**The problem**
What follows is a set of records; repeat all of them exactly.

Some records
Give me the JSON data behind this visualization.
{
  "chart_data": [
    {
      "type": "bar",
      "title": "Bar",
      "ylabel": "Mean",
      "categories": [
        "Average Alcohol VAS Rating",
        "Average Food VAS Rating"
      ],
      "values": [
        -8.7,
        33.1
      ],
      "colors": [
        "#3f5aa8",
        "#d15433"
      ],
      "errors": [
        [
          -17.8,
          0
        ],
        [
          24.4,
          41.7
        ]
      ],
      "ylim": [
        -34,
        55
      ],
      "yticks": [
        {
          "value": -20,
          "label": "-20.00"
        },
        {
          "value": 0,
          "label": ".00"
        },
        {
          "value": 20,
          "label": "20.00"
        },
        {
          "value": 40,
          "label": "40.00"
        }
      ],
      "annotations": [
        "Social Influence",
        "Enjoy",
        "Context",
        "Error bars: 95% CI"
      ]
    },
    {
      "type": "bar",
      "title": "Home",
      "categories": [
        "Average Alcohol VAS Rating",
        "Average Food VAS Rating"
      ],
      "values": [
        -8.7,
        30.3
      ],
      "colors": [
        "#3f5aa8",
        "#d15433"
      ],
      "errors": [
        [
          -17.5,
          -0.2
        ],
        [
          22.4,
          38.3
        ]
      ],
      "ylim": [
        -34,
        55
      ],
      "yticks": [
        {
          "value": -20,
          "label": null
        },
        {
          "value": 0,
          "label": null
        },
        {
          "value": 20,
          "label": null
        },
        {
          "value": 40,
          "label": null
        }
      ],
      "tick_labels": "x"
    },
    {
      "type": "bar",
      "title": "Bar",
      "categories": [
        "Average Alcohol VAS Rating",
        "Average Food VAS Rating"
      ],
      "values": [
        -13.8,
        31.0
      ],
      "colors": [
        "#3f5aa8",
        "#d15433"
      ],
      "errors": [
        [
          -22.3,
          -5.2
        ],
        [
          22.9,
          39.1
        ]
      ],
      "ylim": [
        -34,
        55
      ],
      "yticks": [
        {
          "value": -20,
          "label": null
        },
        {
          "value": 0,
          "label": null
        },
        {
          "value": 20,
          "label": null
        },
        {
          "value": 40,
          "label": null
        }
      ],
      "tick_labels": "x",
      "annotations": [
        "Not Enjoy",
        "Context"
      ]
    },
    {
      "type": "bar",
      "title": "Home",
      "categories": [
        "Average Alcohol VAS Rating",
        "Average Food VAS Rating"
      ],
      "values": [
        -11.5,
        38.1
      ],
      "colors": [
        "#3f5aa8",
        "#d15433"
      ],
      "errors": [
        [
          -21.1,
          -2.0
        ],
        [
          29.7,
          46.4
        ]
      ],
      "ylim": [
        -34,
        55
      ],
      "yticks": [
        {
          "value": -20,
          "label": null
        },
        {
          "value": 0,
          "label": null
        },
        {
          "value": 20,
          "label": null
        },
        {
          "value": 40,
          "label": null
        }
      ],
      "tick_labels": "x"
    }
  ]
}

**The output**
Give me the JSON data behind this visualization.
{
  "chart_data": [
    {
      "type": "bar",
      "title": "Bar",
      "ylabel": "Mean",
      "categories": [
        "Average Alcohol VAS Rating",
        "Average Food VAS Rating"
      ],
      "values": [
        -8.7,
        33.1
      ],
      "colors": [
        "#3f5aa8",
        "#d15433"
      ],
      "errors": [
        [
          -17.8,
          0
        ],
        [
          24.4,
          41.7
        ]
      ],
      "ylim": [
        -34,
        55
      ],
      "yticks": [
        {
          "value": -20,
          "label": "-20.00"
        },
        {
          "value": 0,
          "label": ".00"
        },
        {
          "value": 20,
          "label": "20.00"
        },
        {
          "value": 40,
          "label": "40.00"
        }
      ],
      "annotations": [
        "Social Influence",
        "Enjoy",
        "Context",
        "Error bars: 95% CI"
      ]
    },
    {
      "type": "bar",
      "title": "Home",
      "categories": [
        "Average Alcohol VAS Rating",
        "Average Food VAS Rating"
      ],
      "values": [
        -8.7,
        30.3
      ],
      "colors": [
        "#3f5aa8",
        "#d15433"
      ],
      "errors": [
        [
          -17.5,
          -0.2
        ],
        [
          22.4,
          38.3
        ]
      ],
      "ylim": [
        -34,
        55
      ],
      "yticks": [
        {
          "value": -20,
          "label": null
        },
        {
          "value": 0,
          "label": null
        },
        {
          "value": 20,
          "label": null
        },
        {
          "value": 40,
          "label": null
        }
      ],
      "tick_labels": "x"
    },
    {
      "type": "bar",
      "title": "Bar",
      "categories": [
        "Average Alcohol VAS Rating",
        "Average Food VAS Rating"
      ],
      "values": [
        -13.8,
        31.0
      ],
      "colors": [
        "#3f5aa8",
        "#d15433"
      ],
      "errors": [
        [
          -22.3,
          -5.2
        ],
        [
          22.9,
          39.1
        ]
      ],
      "ylim": [
        -34,
        55
      ],
      "yticks": [
        {
          "value": -20,
          "label": null
        },
        {
          "value": 0,
          "label": null
        },
        {
          "value": 20,
          "label": null
        },
        {
          "value": 40,
          "label": null
        }
      ],
      "tick_labels": "x",
      "annotations": [
        "Not Enjoy",
        "Context"
      ]
    },
    {
      "type": "bar",
      "title": "Home",
      "categories": [
        "Average Alcohol VAS Rating",
        "Average Food VAS Rating"
      ],
      "values": [
        -11.5,
        38.1
      ],
      "colors": [
        "#3f5aa8",
        "#d15433"
      ],
      "errors": [
        [
          -21.1,
          -2.0
        ],
        [
          29.7,
          46.4
        ]
      ],
      "ylim": [
        -34,
        55
      ],
      "yticks": [
        {
          "value": -20,
          "label": null
        },
        {
          "value": 0,
          "label": null
        },
        {
          "value": 20,
          "label": null
        },
        {
          "value": 40,
          "label": null
        }
      ],
      "tick_labels": "x"
    }
  ]
}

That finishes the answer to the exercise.